▶ Goal
Find and copy each line of the records where the string "γνώμην" shows up.
——————
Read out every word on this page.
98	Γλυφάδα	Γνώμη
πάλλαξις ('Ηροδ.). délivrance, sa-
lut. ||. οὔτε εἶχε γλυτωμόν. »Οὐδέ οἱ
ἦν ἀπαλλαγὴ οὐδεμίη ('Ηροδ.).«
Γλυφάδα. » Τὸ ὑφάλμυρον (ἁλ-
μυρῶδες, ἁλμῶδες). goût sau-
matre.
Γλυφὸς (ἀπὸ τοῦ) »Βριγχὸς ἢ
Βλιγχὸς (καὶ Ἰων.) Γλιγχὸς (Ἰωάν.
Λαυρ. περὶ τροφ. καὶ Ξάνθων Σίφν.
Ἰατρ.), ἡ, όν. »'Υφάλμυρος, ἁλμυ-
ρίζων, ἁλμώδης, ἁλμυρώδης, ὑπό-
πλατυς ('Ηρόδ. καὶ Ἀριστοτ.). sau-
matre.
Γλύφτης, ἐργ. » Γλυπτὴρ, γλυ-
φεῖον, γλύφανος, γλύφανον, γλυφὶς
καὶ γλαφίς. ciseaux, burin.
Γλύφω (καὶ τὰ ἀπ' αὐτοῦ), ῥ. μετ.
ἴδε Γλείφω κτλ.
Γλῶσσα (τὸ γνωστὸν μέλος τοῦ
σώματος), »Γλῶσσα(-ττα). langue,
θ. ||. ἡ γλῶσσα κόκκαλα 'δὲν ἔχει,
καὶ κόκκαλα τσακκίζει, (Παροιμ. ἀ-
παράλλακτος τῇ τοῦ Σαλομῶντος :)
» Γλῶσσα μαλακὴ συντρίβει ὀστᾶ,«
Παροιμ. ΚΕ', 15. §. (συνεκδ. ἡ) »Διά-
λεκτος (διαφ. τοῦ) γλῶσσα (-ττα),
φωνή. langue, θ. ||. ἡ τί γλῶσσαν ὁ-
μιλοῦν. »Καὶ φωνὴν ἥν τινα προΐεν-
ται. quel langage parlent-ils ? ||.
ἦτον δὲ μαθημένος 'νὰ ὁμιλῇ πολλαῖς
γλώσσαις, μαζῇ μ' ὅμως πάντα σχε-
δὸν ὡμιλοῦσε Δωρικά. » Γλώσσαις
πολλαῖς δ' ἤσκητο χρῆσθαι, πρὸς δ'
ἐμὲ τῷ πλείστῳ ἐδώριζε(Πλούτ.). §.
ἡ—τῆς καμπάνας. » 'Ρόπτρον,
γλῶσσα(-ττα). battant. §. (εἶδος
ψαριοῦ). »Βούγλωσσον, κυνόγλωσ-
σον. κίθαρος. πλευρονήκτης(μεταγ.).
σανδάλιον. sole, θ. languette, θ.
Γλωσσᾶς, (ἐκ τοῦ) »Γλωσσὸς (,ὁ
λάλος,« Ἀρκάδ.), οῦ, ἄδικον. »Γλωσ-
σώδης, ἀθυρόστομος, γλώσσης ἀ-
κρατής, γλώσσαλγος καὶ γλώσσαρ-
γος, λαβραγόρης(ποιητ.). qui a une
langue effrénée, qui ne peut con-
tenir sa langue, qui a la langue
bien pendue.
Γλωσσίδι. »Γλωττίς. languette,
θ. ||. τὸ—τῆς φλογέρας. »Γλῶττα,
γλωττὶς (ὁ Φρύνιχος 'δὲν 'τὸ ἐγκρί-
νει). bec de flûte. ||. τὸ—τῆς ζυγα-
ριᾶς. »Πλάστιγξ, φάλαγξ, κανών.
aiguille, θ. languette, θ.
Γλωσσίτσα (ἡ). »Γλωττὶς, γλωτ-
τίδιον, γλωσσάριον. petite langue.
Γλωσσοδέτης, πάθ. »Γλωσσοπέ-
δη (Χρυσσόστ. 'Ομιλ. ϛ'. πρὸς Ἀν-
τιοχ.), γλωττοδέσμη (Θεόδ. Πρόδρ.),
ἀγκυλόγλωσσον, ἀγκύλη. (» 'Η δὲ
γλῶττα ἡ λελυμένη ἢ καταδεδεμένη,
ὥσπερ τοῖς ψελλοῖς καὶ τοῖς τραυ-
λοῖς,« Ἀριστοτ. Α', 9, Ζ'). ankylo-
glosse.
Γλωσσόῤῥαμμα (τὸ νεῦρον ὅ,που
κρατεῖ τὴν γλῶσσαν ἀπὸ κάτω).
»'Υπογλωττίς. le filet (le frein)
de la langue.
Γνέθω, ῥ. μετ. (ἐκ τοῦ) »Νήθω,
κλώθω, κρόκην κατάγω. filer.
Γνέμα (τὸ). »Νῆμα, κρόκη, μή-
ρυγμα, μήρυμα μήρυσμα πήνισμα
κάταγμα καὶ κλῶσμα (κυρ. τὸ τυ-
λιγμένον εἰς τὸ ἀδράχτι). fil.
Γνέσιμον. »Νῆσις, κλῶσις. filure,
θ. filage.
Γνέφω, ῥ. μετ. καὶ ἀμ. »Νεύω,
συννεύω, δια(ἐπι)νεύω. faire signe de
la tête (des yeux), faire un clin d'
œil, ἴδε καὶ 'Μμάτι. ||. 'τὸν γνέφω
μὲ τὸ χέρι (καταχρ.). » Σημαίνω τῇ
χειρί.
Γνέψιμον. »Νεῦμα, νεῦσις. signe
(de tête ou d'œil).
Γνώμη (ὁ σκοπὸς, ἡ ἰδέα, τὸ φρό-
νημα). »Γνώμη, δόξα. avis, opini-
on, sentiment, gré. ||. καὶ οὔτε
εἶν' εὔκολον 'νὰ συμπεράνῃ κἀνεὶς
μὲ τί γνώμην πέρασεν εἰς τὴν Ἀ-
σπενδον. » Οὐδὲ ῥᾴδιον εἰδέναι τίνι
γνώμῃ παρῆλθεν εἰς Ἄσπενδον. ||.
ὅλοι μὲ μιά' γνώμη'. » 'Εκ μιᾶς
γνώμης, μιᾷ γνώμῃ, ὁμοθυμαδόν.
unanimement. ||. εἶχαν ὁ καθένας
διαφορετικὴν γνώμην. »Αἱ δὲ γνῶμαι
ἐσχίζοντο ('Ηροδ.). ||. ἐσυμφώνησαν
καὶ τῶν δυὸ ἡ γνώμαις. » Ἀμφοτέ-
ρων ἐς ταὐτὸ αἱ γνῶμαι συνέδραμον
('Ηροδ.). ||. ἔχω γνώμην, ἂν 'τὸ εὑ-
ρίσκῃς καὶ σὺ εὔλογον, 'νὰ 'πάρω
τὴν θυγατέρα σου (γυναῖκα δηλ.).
——————
▶ Written response
μὲ τί γνώμην πέρασεν εἰς τὴν Ἀ-
διαφορετικὴν γνώμην. »Αἱ δὲ γνῶμαι
('Ηροδ.). ||. ἔχω γνώμην, ἂν 'τὸ εὑ-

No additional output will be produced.